- Set problem -
Only the number is wanted: count the lines that include the word "name".

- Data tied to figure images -
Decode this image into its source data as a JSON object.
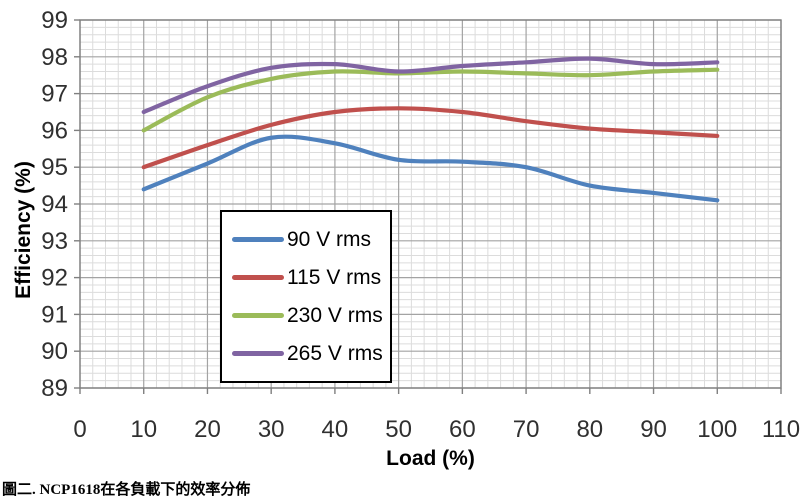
{
  "caption": "圖二. NCP1618在各負載下的效率分佈",
  "chart_data": {
    "type": "line",
    "xlabel": "Load (%)",
    "ylabel": "Efficiency (%)",
    "xlim": [
      0,
      110
    ],
    "ylim": [
      89,
      99
    ],
    "x_ticks": [
      0,
      10,
      20,
      30,
      40,
      50,
      60,
      70,
      80,
      90,
      100,
      110
    ],
    "y_ticks": [
      89,
      90,
      91,
      92,
      93,
      94,
      95,
      96,
      97,
      98,
      99
    ],
    "x_minor_step": 2,
    "y_minor_step": 0.2,
    "grid": "major+minor",
    "legend_position": "inside-left box",
    "x": [
      10,
      20,
      30,
      40,
      50,
      60,
      70,
      80,
      90,
      100
    ],
    "series": [
      {
        "name": "90 V rms",
        "color": "#4F81BD",
        "values": [
          94.4,
          95.1,
          95.8,
          95.65,
          95.2,
          95.15,
          95.0,
          94.5,
          94.3,
          94.1
        ]
      },
      {
        "name": "115 V rms",
        "color": "#C0504D",
        "values": [
          95.0,
          95.6,
          96.15,
          96.5,
          96.6,
          96.5,
          96.25,
          96.05,
          95.95,
          95.85
        ]
      },
      {
        "name": "230 V rms",
        "color": "#9BBB59",
        "values": [
          96.0,
          96.9,
          97.4,
          97.6,
          97.55,
          97.6,
          97.55,
          97.5,
          97.6,
          97.65
        ]
      },
      {
        "name": "265 V rms",
        "color": "#8064A2",
        "values": [
          96.5,
          97.2,
          97.7,
          97.8,
          97.6,
          97.75,
          97.85,
          97.95,
          97.8,
          97.85
        ]
      }
    ],
    "style": {
      "minor_grid_color": "#DCDCDC",
      "major_grid_color": "#A3A3A3",
      "border_color": "#7F7F7F",
      "tick_text_color": "#303030",
      "line_width": 4.2
    }
  }
}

- Reply to the exercise -
4